» **Exercise task**: Only the pictures are omitted; repeat all other data exactly.

» **Dataset**:
▼▼▼

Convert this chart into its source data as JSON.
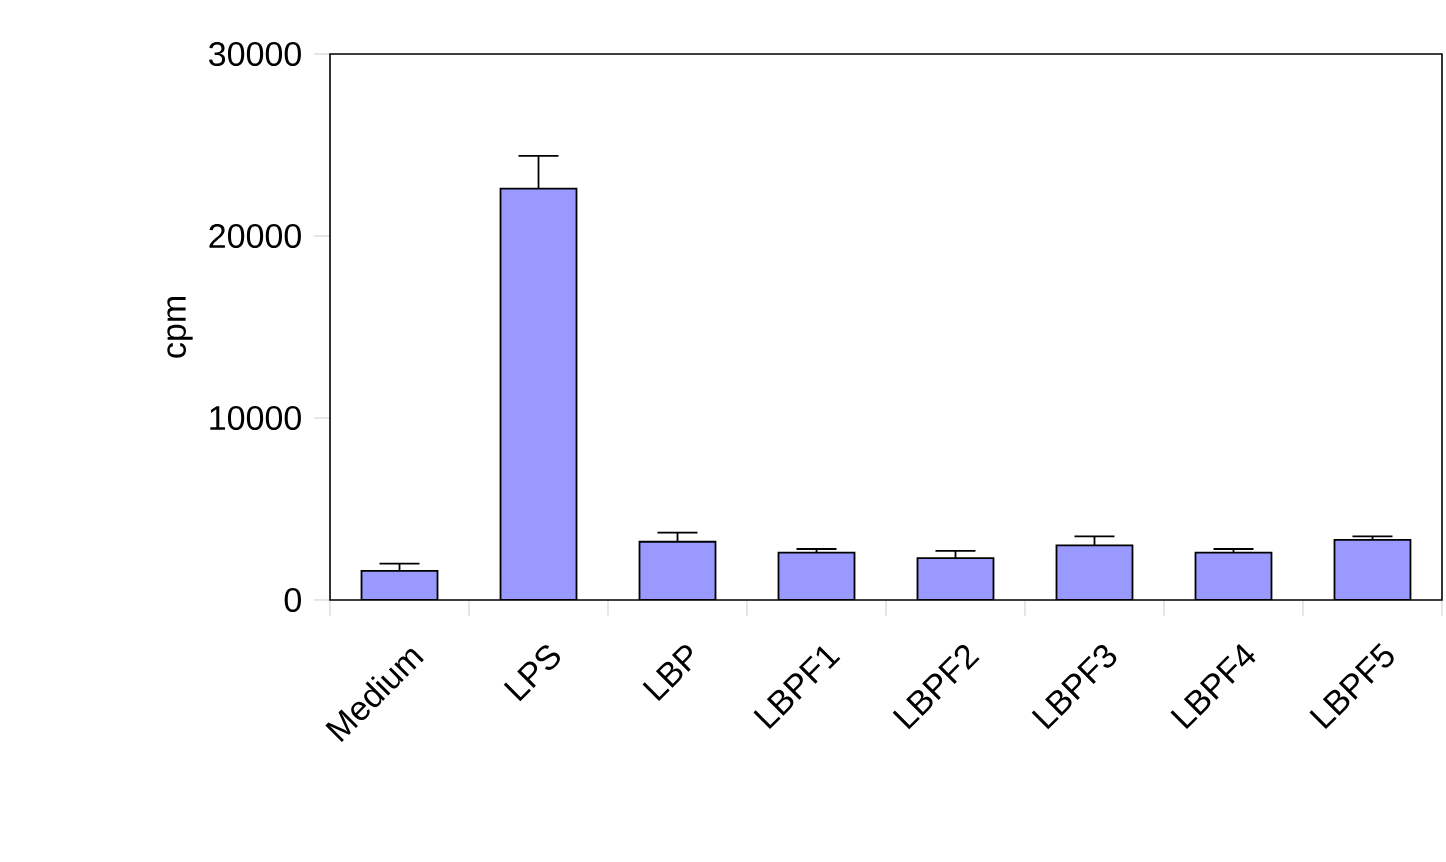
{
  "chart_data": {
    "type": "bar",
    "ylabel": "cpm",
    "categories": [
      "Medium",
      "LPS",
      "LBP",
      "LBPF1",
      "LBPF2",
      "LBPF3",
      "LBPF4",
      "LBPF5"
    ],
    "values": [
      1600,
      22600,
      3200,
      2600,
      2300,
      3000,
      2600,
      3300
    ],
    "errors": [
      400,
      1800,
      500,
      200,
      400,
      500,
      200,
      200
    ],
    "color": "#9999ff",
    "ylim": [
      0,
      30000
    ],
    "yticks": [
      0,
      10000,
      20000,
      30000
    ]
  }
}
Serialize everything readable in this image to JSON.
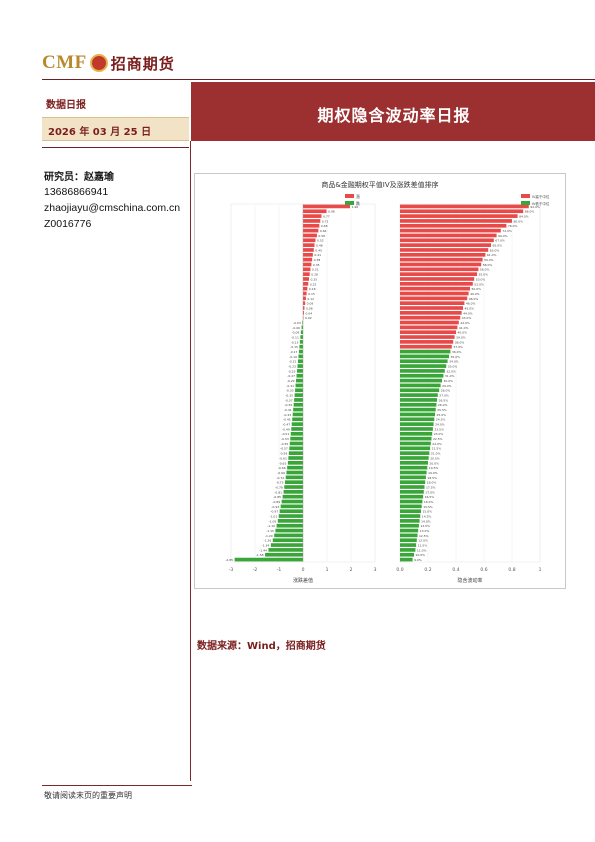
{
  "header": {
    "logo_latin": "CMF",
    "logo_chinese": "招商期货",
    "report_type": "数据日报",
    "date": "2026 年 03 月 25 日",
    "title": "期权隐含波动率日报"
  },
  "analyst": {
    "label": "研究员：赵嘉瑜",
    "phone": "13686866941",
    "email": "zhaojiayu@cmschina.com.cn",
    "license": "Z0016776"
  },
  "source": "数据来源：Wind，招商期货",
  "footer": "敬请阅读末页的重要声明",
  "colors": {
    "brand_red": "#9c2f2f",
    "positive_bar": "#e84a4a",
    "negative_bar": "#3aa63a"
  },
  "chart_data": {
    "type": "bar",
    "title": "商品&金融期权平值IV及涨跌差值排序",
    "left_panel": {
      "orientation": "horizontal",
      "xlabel": "涨跌差值",
      "xlim": [
        -3,
        3
      ],
      "xticks": [
        "-3",
        "-2",
        "-1",
        "0",
        "1",
        "2",
        "3"
      ],
      "legend": [
        "涨",
        "跌"
      ],
      "values": [
        1.96,
        0.98,
        0.77,
        0.72,
        0.68,
        0.64,
        0.58,
        0.52,
        0.48,
        0.45,
        0.41,
        0.38,
        0.35,
        0.31,
        0.28,
        0.25,
        0.22,
        0.18,
        0.15,
        0.12,
        0.09,
        0.06,
        0.04,
        0.02,
        -0.03,
        -0.06,
        -0.09,
        -0.11,
        -0.13,
        -0.15,
        -0.17,
        -0.19,
        -0.21,
        -0.23,
        -0.25,
        -0.27,
        -0.29,
        -0.31,
        -0.33,
        -0.35,
        -0.37,
        -0.39,
        -0.41,
        -0.43,
        -0.45,
        -0.47,
        -0.49,
        -0.51,
        -0.53,
        -0.55,
        -0.57,
        -0.59,
        -0.61,
        -0.63,
        -0.66,
        -0.69,
        -0.72,
        -0.75,
        -0.78,
        -0.81,
        -0.85,
        -0.89,
        -0.93,
        -0.97,
        -1.01,
        -1.05,
        -1.1,
        -1.15,
        -1.2,
        -1.26,
        -1.34,
        -1.44,
        -1.58,
        -2.85
      ]
    },
    "right_panel": {
      "orientation": "horizontal",
      "xlabel": "隐含波动率",
      "xticks": [
        "0.0",
        "0.2",
        "0.4",
        "0.6",
        "0.8",
        "1"
      ],
      "xlim": [
        0,
        1
      ],
      "legend": [
        "IV高于中位",
        "IV低于中位"
      ],
      "values": [
        0.92,
        0.88,
        0.84,
        0.8,
        0.76,
        0.72,
        0.69,
        0.67,
        0.65,
        0.63,
        0.61,
        0.59,
        0.58,
        0.56,
        0.55,
        0.53,
        0.52,
        0.5,
        0.49,
        0.48,
        0.46,
        0.45,
        0.44,
        0.43,
        0.42,
        0.41,
        0.4,
        0.39,
        0.38,
        0.37,
        0.36,
        0.35,
        0.34,
        0.33,
        0.32,
        0.31,
        0.3,
        0.29,
        0.28,
        0.27,
        0.265,
        0.26,
        0.255,
        0.25,
        0.245,
        0.24,
        0.235,
        0.23,
        0.225,
        0.22,
        0.215,
        0.21,
        0.205,
        0.2,
        0.195,
        0.19,
        0.185,
        0.18,
        0.175,
        0.17,
        0.165,
        0.16,
        0.155,
        0.15,
        0.145,
        0.14,
        0.135,
        0.13,
        0.125,
        0.12,
        0.115,
        0.11,
        0.1,
        0.09
      ]
    }
  }
}
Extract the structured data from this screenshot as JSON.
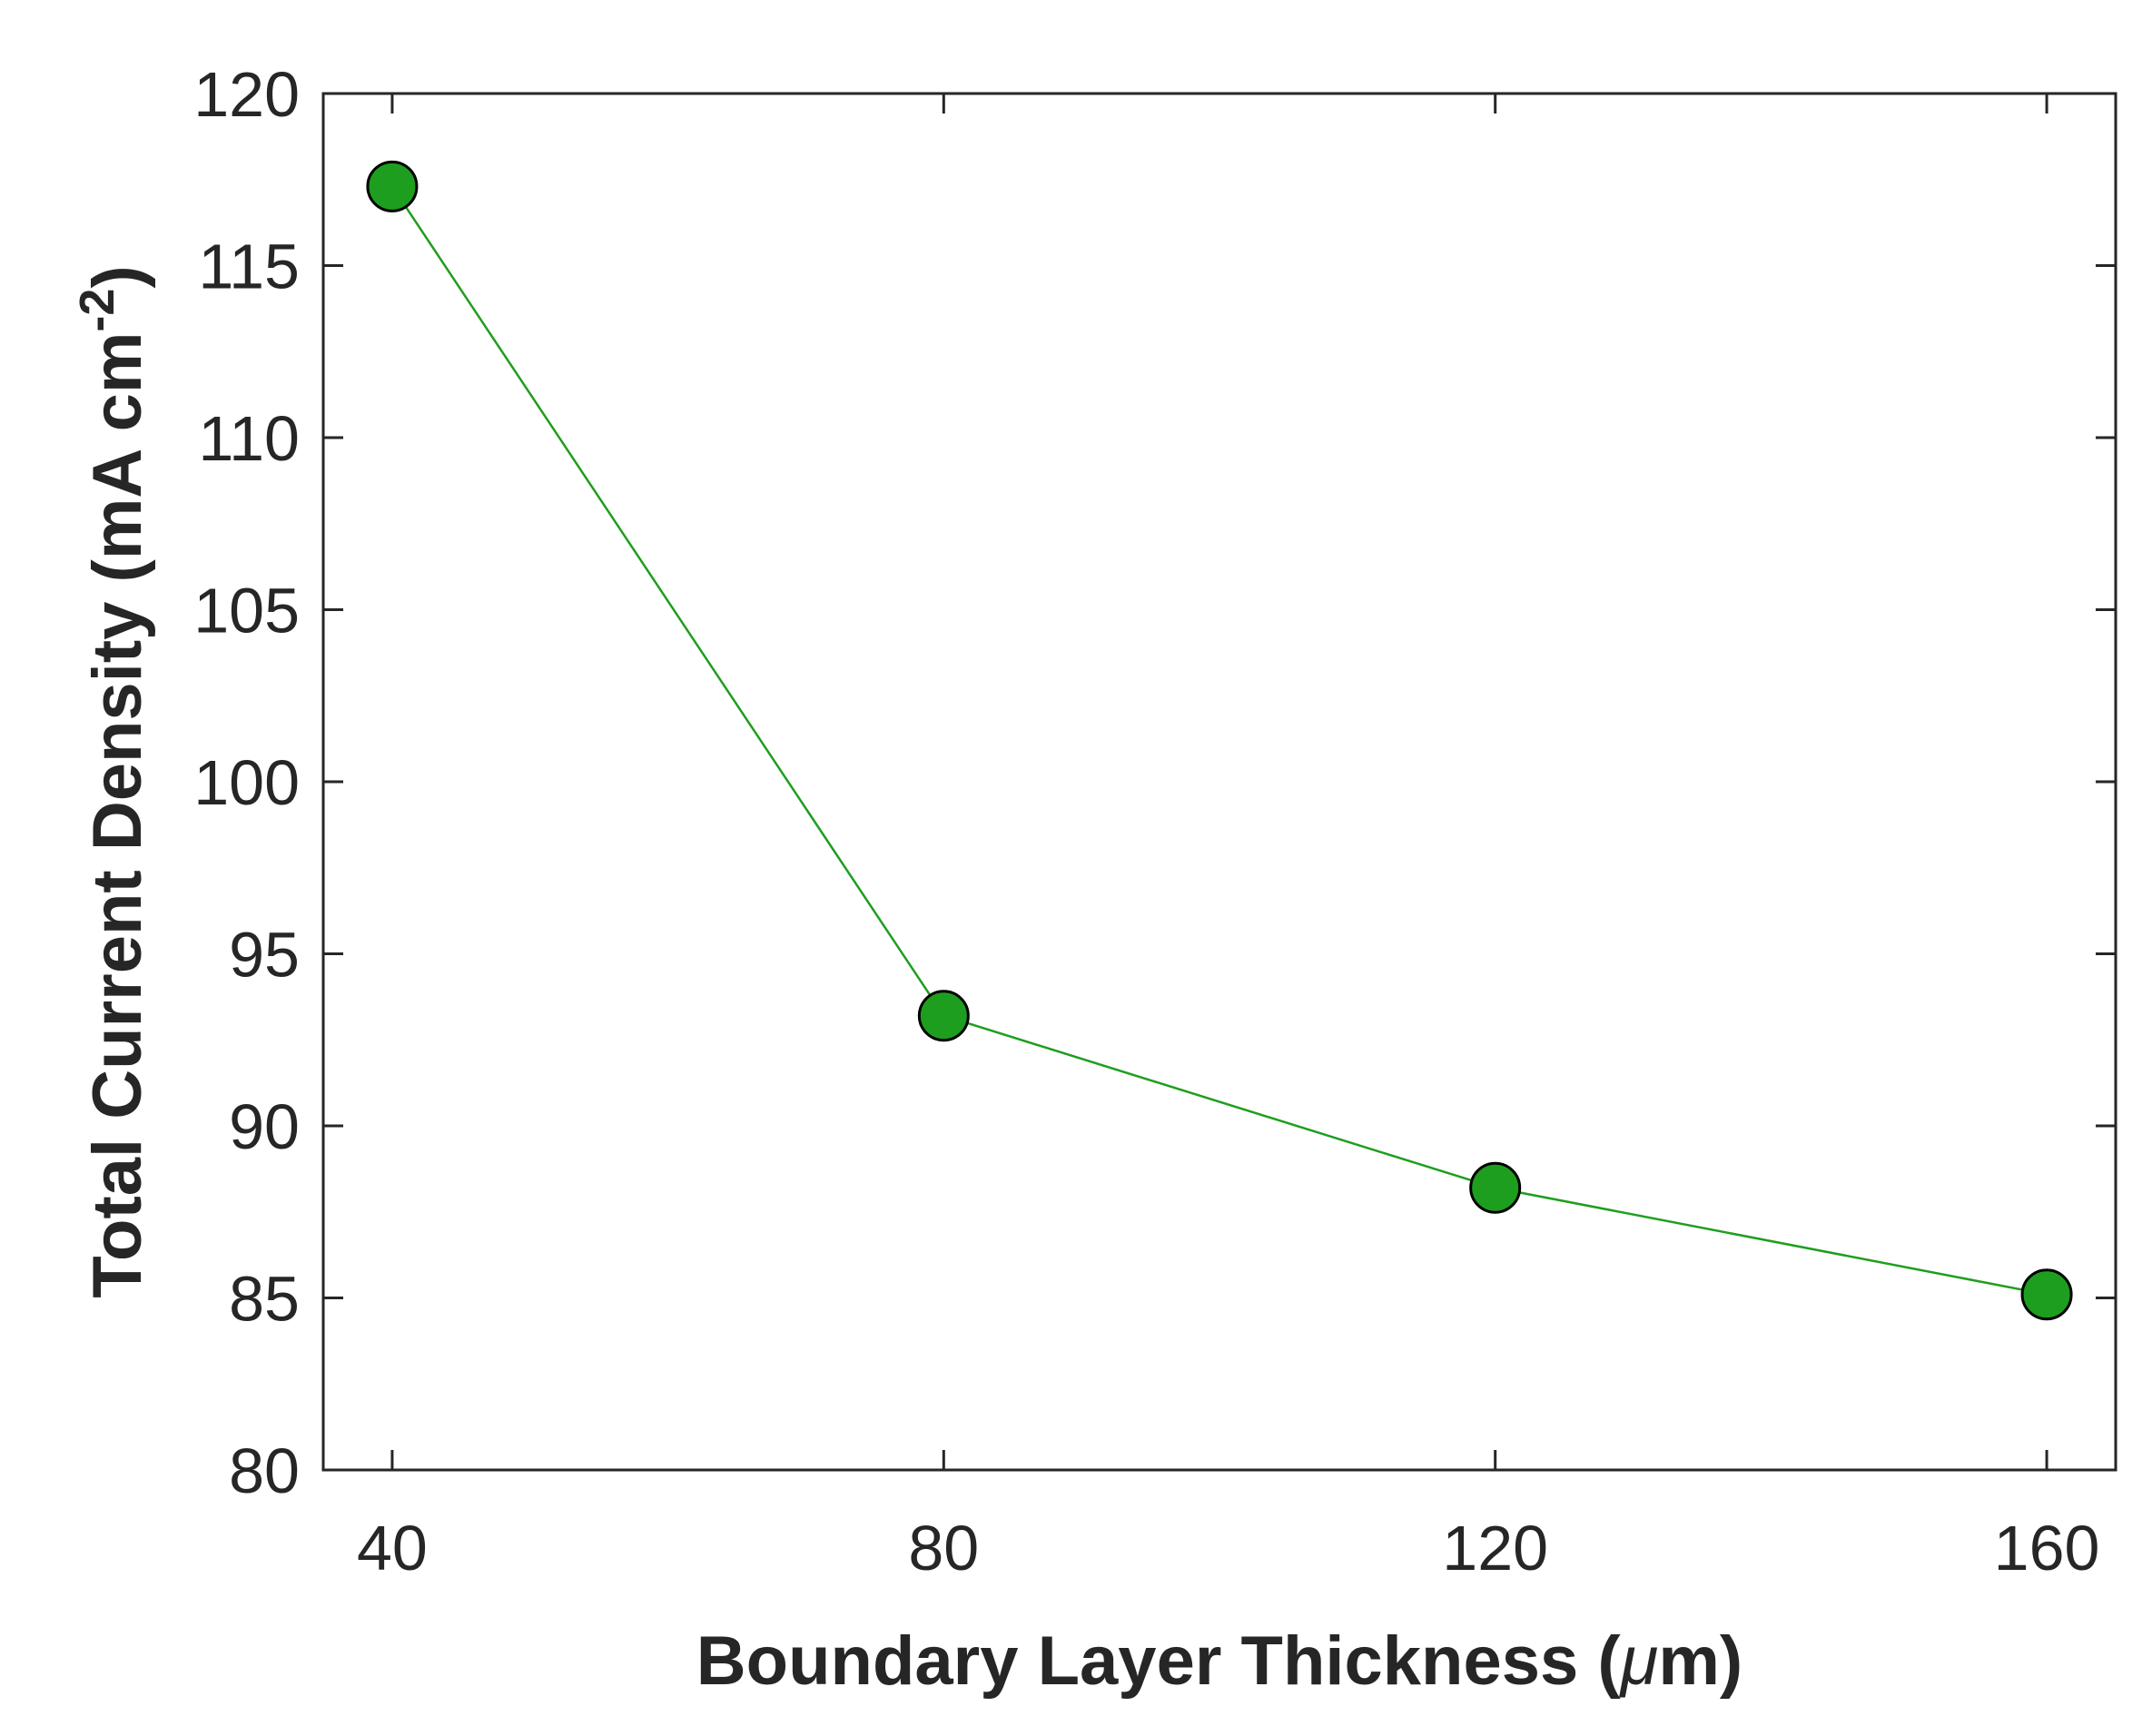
{
  "chart_data": {
    "type": "line",
    "title": "",
    "xlabel": {
      "text": "Boundary Layer Thickness (",
      "symbol": "μ",
      "suffix": "m)"
    },
    "ylabel": {
      "text": "Total Current Density (mA cm",
      "superscript": "-2",
      "suffix": ")"
    },
    "x": [
      40,
      80,
      120,
      160
    ],
    "series": [
      {
        "values": [
          117.3,
          93.2,
          88.2,
          85.1
        ],
        "color": "#1e9e1e",
        "marker": "circle"
      }
    ],
    "xlim": [
      35,
      165
    ],
    "ylim": [
      80,
      120
    ],
    "xticks": [
      "40",
      "80",
      "120",
      "160"
    ],
    "yticks": [
      "80",
      "85",
      "90",
      "95",
      "100",
      "105",
      "110",
      "115",
      "120"
    ],
    "grid": false,
    "box": true,
    "colors": {
      "axis": "#262626",
      "marker_fill": "#1e9e1e",
      "marker_edge": "#000000"
    }
  }
}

▲▲▲

» **The output**:
Convert this chart into its source data as JSON.
{
  "chart_data": {
    "type": "bar",
    "ylabel": "cpm",
    "categories": [
      "Medium",
      "LPS",
      "LBP",
      "LBPF1",
      "LBPF2",
      "LBPF3",
      "LBPF4",
      "LBPF5"
    ],
    "values": [
      1600,
      22600,
      3200,
      2600,
      2300,
      3000,
      2600,
      3300
    ],
    "errors": [
      400,
      1800,
      500,
      200,
      400,
      500,
      200,
      200
    ],
    "color": "#9999ff",
    "ylim": [
      0,
      30000
    ],
    "yticks": [
      0,
      10000,
      20000,
      30000
    ]
  }
}
Serialize everything readable in this image to JSON.
{
  "header": {
    "logo_latin": "CMF",
    "logo_chinese": "招商期货",
    "report_type": "数据日报",
    "date": "2026 年 03 月 25 日",
    "title": "期权隐含波动率日报"
  },
  "analyst": {
    "label": "研究员：赵嘉瑜",
    "phone": "13686866941",
    "email": "zhaojiayu@cmschina.com.cn",
    "license": "Z0016776"
  },
  "source": "数据来源：Wind，招商期货",
  "footer": "敬请阅读末页的重要声明",
  "colors": {
    "brand_red": "#9c2f2f",
    "positive_bar": "#e84a4a",
    "negative_bar": "#3aa63a"
  },
  "chart_data": {
    "type": "bar",
    "title": "商品&金融期权平值IV及涨跌差值排序",
    "left_panel": {
      "orientation": "horizontal",
      "xlabel": "涨跌差值",
      "xlim": [
        -3,
        3
      ],
      "xticks": [
        "-3",
        "-2",
        "-1",
        "0",
        "1",
        "2",
        "3"
      ],
      "legend": [
        "涨",
        "跌"
      ],
      "values": [
        1.96,
        0.98,
        0.77,
        0.72,
        0.68,
        0.64,
        0.58,
        0.52,
        0.48,
        0.45,
        0.41,
        0.38,
        0.35,
        0.31,
        0.28,
        0.25,
        0.22,
        0.18,
        0.15,
        0.12,
        0.09,
        0.06,
        0.04,
        0.02,
        -0.03,
        -0.06,
        -0.09,
        -0.11,
        -0.13,
        -0.15,
        -0.17,
        -0.19,
        -0.21,
        -0.23,
        -0.25,
        -0.27,
        -0.29,
        -0.31,
        -0.33,
        -0.35,
        -0.37,
        -0.39,
        -0.41,
        -0.43,
        -0.45,
        -0.47,
        -0.49,
        -0.51,
        -0.53,
        -0.55,
        -0.57,
        -0.59,
        -0.61,
        -0.63,
        -0.66,
        -0.69,
        -0.72,
        -0.75,
        -0.78,
        -0.81,
        -0.85,
        -0.89,
        -0.93,
        -0.97,
        -1.01,
        -1.05,
        -1.1,
        -1.15,
        -1.2,
        -1.26,
        -1.34,
        -1.44,
        -1.58,
        -2.85
      ]
    },
    "right_panel": {
      "orientation": "horizontal",
      "xlabel": "隐含波动率",
      "xticks": [
        "0.0",
        "0.2",
        "0.4",
        "0.6",
        "0.8",
        "1"
      ],
      "xlim": [
        0,
        1
      ],
      "legend": [
        "IV高于中位",
        "IV低于中位"
      ],
      "values": [
        0.92,
        0.88,
        0.84,
        0.8,
        0.76,
        0.72,
        0.69,
        0.67,
        0.65,
        0.63,
        0.61,
        0.59,
        0.58,
        0.56,
        0.55,
        0.53,
        0.52,
        0.5,
        0.49,
        0.48,
        0.46,
        0.45,
        0.44,
        0.43,
        0.42,
        0.41,
        0.4,
        0.39,
        0.38,
        0.37,
        0.36,
        0.35,
        0.34,
        0.33,
        0.32,
        0.31,
        0.3,
        0.29,
        0.28,
        0.27,
        0.265,
        0.26,
        0.255,
        0.25,
        0.245,
        0.24,
        0.235,
        0.23,
        0.225,
        0.22,
        0.215,
        0.21,
        0.205,
        0.2,
        0.195,
        0.19,
        0.185,
        0.18,
        0.175,
        0.17,
        0.165,
        0.16,
        0.155,
        0.15,
        0.145,
        0.14,
        0.135,
        0.13,
        0.125,
        0.12,
        0.115,
        0.11,
        0.1,
        0.09
      ]
    }
  }
}
Extract the structured data from this screenshot as JSON.
{
  "chart_data": {
    "type": "line",
    "title": "",
    "xlabel": {
      "text": "Boundary Layer Thickness (",
      "symbol": "μ",
      "suffix": "m)"
    },
    "ylabel": {
      "text": "Total Current Density (mA cm",
      "superscript": "-2",
      "suffix": ")"
    },
    "x": [
      40,
      80,
      120,
      160
    ],
    "series": [
      {
        "values": [
          117.3,
          93.2,
          88.2,
          85.1
        ],
        "color": "#1e9e1e",
        "marker": "circle"
      }
    ],
    "xlim": [
      35,
      165
    ],
    "ylim": [
      80,
      120
    ],
    "xticks": [
      "40",
      "80",
      "120",
      "160"
    ],
    "yticks": [
      "80",
      "85",
      "90",
      "95",
      "100",
      "105",
      "110",
      "115",
      "120"
    ],
    "grid": false,
    "box": true,
    "colors": {
      "axis": "#262626",
      "marker_fill": "#1e9e1e",
      "marker_edge": "#000000"
    }
  }
}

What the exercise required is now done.